_Exercise task_: Extract the full listing verbatim and drop any pictures from your copy.

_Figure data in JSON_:
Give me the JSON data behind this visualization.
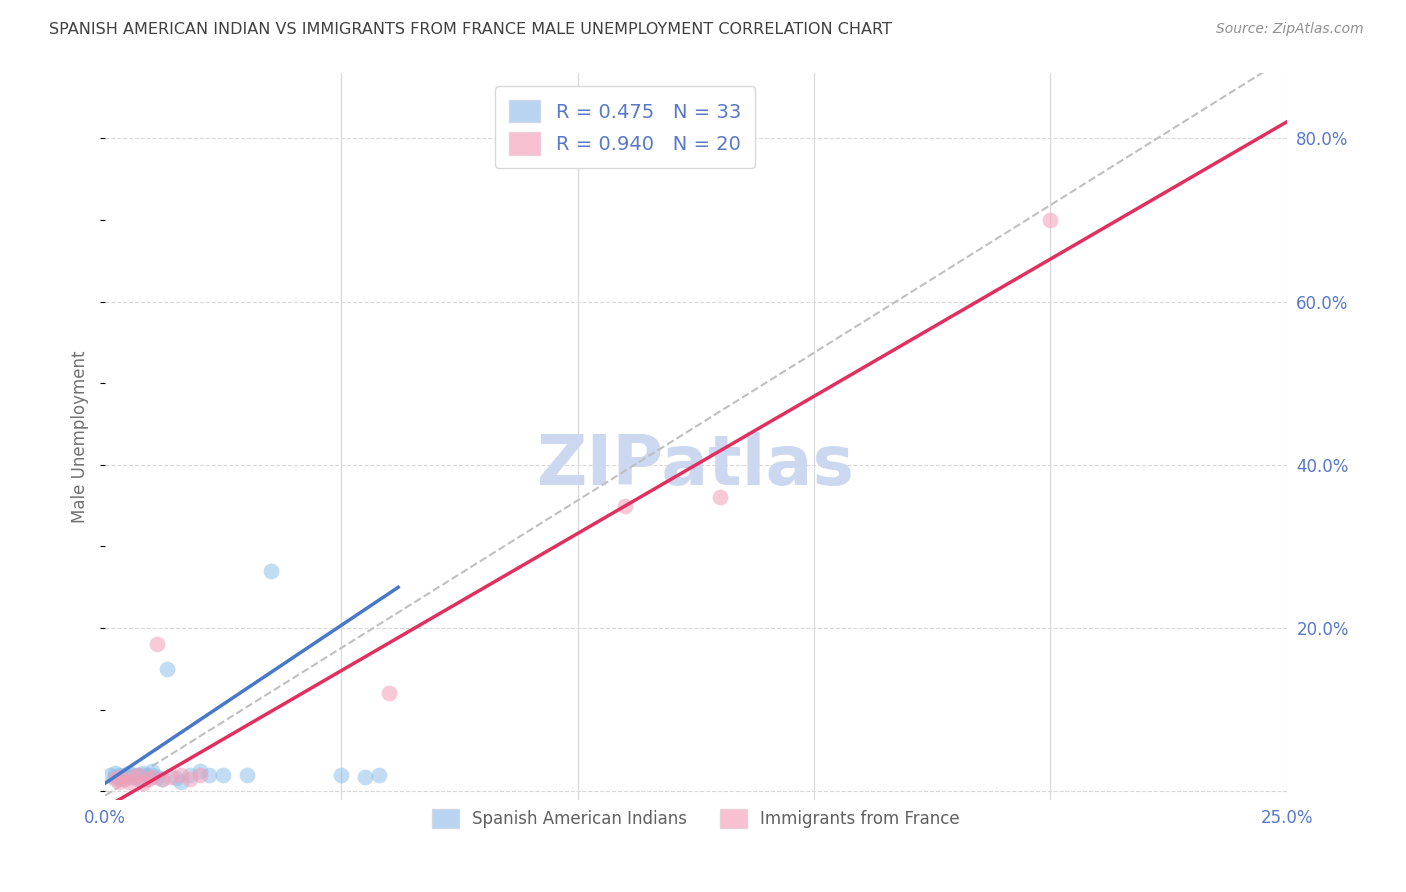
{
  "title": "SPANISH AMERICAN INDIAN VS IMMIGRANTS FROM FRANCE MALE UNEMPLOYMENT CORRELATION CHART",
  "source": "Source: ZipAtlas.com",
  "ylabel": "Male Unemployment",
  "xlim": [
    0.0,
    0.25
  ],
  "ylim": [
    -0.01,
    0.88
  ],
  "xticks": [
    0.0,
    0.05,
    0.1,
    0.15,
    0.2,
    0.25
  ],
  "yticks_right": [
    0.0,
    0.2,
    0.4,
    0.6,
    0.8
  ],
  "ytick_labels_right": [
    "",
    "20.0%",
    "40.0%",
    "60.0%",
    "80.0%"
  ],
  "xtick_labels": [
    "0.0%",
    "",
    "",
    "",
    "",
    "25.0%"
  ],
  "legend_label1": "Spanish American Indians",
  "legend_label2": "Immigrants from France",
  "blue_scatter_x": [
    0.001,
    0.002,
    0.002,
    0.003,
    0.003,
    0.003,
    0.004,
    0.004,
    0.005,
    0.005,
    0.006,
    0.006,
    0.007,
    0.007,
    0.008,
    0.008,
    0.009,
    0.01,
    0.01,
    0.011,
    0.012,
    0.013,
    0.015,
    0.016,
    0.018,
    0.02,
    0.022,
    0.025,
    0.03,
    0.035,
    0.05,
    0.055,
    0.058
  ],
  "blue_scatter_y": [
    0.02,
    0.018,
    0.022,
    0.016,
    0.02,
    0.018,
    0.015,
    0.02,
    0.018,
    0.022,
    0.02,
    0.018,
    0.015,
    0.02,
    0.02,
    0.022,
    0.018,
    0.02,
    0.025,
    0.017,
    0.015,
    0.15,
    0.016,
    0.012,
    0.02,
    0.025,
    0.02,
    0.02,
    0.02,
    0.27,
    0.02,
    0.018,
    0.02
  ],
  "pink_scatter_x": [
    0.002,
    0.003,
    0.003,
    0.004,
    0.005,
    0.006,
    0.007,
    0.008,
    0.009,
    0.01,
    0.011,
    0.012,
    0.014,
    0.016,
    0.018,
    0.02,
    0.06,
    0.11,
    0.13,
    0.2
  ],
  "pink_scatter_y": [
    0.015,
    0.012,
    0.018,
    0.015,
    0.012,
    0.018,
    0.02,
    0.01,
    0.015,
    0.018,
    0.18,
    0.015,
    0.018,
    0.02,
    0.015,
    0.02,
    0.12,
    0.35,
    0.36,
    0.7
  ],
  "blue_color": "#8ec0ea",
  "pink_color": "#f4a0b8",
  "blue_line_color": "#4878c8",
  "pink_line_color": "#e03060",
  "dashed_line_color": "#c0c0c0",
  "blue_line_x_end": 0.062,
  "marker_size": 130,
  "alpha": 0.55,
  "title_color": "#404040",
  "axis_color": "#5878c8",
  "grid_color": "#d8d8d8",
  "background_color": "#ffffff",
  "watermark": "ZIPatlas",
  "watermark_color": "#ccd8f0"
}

_Result for this exercise_:
Give me the JSON data behind this visualization.
{
  "title": "SPANISH AMERICAN INDIAN VS IMMIGRANTS FROM FRANCE MALE UNEMPLOYMENT CORRELATION CHART",
  "source": "Source: ZipAtlas.com",
  "ylabel": "Male Unemployment",
  "xlim": [
    0.0,
    0.25
  ],
  "ylim": [
    -0.01,
    0.88
  ],
  "xticks": [
    0.0,
    0.05,
    0.1,
    0.15,
    0.2,
    0.25
  ],
  "yticks_right": [
    0.0,
    0.2,
    0.4,
    0.6,
    0.8
  ],
  "ytick_labels_right": [
    "",
    "20.0%",
    "40.0%",
    "60.0%",
    "80.0%"
  ],
  "xtick_labels": [
    "0.0%",
    "",
    "",
    "",
    "",
    "25.0%"
  ],
  "legend_label1": "Spanish American Indians",
  "legend_label2": "Immigrants from France",
  "blue_scatter_x": [
    0.001,
    0.002,
    0.002,
    0.003,
    0.003,
    0.003,
    0.004,
    0.004,
    0.005,
    0.005,
    0.006,
    0.006,
    0.007,
    0.007,
    0.008,
    0.008,
    0.009,
    0.01,
    0.01,
    0.011,
    0.012,
    0.013,
    0.015,
    0.016,
    0.018,
    0.02,
    0.022,
    0.025,
    0.03,
    0.035,
    0.05,
    0.055,
    0.058
  ],
  "blue_scatter_y": [
    0.02,
    0.018,
    0.022,
    0.016,
    0.02,
    0.018,
    0.015,
    0.02,
    0.018,
    0.022,
    0.02,
    0.018,
    0.015,
    0.02,
    0.02,
    0.022,
    0.018,
    0.02,
    0.025,
    0.017,
    0.015,
    0.15,
    0.016,
    0.012,
    0.02,
    0.025,
    0.02,
    0.02,
    0.02,
    0.27,
    0.02,
    0.018,
    0.02
  ],
  "pink_scatter_x": [
    0.002,
    0.003,
    0.003,
    0.004,
    0.005,
    0.006,
    0.007,
    0.008,
    0.009,
    0.01,
    0.011,
    0.012,
    0.014,
    0.016,
    0.018,
    0.02,
    0.06,
    0.11,
    0.13,
    0.2
  ],
  "pink_scatter_y": [
    0.015,
    0.012,
    0.018,
    0.015,
    0.012,
    0.018,
    0.02,
    0.01,
    0.015,
    0.018,
    0.18,
    0.015,
    0.018,
    0.02,
    0.015,
    0.02,
    0.12,
    0.35,
    0.36,
    0.7
  ],
  "blue_color": "#8ec0ea",
  "pink_color": "#f4a0b8",
  "blue_line_color": "#4878c8",
  "pink_line_color": "#e03060",
  "dashed_line_color": "#c0c0c0",
  "blue_line_x_end": 0.062,
  "marker_size": 130,
  "alpha": 0.55,
  "title_color": "#404040",
  "axis_color": "#5878c8",
  "grid_color": "#d8d8d8",
  "background_color": "#ffffff",
  "watermark": "ZIPatlas",
  "watermark_color": "#ccd8f0"
}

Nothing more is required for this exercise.